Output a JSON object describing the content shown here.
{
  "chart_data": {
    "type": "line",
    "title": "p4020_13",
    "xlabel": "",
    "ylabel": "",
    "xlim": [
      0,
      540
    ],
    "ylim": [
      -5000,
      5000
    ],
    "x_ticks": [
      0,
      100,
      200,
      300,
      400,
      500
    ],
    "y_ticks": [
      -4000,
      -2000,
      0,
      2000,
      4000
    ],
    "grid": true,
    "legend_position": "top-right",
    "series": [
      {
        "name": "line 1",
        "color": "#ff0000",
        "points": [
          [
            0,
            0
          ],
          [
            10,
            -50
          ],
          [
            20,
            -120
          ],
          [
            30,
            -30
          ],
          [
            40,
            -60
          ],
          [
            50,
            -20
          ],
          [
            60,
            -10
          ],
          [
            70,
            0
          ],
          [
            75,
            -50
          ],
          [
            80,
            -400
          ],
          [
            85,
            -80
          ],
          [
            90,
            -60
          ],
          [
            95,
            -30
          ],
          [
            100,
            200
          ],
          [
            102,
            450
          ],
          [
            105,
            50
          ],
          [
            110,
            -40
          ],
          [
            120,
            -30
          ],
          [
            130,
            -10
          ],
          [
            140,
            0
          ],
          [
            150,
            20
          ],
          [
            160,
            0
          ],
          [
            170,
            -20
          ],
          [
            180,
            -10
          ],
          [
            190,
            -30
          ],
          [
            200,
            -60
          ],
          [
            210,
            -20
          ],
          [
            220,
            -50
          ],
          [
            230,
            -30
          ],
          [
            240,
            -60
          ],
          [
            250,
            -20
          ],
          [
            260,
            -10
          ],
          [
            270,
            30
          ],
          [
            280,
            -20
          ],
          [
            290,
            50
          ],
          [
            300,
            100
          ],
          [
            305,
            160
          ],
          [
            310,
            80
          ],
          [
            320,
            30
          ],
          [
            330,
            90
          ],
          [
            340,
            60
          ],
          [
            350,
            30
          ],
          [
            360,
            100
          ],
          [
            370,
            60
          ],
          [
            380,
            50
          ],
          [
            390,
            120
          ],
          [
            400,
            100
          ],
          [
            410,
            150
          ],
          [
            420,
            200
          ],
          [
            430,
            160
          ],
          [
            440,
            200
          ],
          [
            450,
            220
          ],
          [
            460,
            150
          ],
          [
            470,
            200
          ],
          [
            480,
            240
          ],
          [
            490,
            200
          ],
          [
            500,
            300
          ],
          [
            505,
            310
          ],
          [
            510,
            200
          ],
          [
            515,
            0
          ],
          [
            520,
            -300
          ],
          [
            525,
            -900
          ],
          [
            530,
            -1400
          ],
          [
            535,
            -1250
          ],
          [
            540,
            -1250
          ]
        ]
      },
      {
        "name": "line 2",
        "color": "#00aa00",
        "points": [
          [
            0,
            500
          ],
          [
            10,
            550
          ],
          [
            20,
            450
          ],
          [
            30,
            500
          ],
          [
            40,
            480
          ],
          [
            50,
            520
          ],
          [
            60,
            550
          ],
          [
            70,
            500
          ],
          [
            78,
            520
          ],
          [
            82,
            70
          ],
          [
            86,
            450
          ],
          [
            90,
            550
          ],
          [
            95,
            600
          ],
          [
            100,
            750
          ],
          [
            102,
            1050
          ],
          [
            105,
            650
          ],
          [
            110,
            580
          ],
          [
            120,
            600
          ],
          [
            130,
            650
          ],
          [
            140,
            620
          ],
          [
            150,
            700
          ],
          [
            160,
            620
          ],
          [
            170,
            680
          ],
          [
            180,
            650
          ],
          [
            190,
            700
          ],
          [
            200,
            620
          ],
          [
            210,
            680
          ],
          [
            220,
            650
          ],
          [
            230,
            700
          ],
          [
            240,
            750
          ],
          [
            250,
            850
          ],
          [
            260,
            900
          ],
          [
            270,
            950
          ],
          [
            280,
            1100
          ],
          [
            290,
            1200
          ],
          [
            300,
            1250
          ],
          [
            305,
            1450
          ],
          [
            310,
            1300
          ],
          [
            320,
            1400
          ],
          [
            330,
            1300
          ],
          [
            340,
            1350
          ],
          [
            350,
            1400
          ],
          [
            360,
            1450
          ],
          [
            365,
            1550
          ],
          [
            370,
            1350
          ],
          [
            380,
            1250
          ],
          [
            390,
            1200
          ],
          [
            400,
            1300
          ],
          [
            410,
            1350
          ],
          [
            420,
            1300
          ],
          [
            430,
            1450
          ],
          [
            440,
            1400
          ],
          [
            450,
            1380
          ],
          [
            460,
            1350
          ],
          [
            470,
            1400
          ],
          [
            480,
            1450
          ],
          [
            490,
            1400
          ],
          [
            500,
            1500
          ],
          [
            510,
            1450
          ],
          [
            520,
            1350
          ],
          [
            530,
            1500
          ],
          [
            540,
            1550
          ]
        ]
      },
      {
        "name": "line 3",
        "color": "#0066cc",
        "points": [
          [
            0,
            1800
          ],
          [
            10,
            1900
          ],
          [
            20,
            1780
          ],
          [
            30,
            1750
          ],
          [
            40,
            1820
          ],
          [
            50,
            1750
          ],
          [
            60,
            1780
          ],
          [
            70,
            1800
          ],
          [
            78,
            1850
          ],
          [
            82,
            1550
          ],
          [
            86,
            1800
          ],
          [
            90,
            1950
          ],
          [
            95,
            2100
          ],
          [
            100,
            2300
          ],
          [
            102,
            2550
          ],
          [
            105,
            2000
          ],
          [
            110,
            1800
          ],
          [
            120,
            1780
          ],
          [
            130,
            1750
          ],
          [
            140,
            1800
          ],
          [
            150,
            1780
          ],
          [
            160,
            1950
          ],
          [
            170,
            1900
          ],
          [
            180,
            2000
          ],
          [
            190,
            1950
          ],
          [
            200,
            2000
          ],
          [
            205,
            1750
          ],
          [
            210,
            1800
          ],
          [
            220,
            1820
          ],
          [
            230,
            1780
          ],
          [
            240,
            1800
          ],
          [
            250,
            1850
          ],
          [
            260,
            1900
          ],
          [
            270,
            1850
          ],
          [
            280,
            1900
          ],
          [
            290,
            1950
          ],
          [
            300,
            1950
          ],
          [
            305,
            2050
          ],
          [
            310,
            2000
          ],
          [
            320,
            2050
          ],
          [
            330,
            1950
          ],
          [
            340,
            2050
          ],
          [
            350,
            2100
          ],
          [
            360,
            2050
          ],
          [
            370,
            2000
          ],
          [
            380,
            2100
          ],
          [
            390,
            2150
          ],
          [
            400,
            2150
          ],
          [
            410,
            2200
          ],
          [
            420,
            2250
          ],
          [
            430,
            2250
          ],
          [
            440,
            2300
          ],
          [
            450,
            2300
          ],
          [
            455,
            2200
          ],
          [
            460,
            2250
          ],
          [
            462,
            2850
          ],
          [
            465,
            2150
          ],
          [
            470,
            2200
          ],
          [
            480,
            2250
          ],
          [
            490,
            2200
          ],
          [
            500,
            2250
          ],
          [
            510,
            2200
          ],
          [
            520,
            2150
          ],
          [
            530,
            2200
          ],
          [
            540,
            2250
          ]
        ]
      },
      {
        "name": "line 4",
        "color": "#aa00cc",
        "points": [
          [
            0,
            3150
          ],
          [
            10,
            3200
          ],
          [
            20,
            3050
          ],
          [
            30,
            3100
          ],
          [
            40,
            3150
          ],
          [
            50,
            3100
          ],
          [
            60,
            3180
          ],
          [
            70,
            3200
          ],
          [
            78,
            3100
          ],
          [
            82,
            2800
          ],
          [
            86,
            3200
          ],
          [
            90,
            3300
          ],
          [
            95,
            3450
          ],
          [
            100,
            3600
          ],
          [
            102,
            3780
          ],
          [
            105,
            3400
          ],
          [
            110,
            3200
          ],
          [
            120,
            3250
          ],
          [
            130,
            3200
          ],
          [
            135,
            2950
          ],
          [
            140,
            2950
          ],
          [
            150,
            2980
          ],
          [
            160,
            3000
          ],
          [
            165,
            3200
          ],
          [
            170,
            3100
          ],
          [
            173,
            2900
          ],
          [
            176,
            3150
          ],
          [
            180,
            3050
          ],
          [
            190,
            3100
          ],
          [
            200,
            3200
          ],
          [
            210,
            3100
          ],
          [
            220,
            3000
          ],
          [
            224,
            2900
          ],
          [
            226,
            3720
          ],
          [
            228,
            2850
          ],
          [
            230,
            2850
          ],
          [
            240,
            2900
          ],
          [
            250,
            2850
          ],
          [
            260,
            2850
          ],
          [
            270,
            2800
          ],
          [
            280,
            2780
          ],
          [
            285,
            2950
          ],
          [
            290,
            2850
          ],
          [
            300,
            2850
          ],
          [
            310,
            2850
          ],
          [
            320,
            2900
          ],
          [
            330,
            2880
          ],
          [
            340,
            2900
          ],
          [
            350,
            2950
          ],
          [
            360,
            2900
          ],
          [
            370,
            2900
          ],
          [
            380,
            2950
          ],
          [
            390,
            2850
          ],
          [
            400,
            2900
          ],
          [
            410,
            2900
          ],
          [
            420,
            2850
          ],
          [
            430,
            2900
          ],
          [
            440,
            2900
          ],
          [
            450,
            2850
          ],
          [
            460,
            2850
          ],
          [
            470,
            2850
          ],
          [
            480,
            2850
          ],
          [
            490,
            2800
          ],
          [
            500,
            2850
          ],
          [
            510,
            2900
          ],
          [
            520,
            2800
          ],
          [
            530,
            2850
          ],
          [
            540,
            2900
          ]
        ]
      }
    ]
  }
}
══════
Say the number of lines in the listing that hold "name", with no added words.

▸ Complete response
4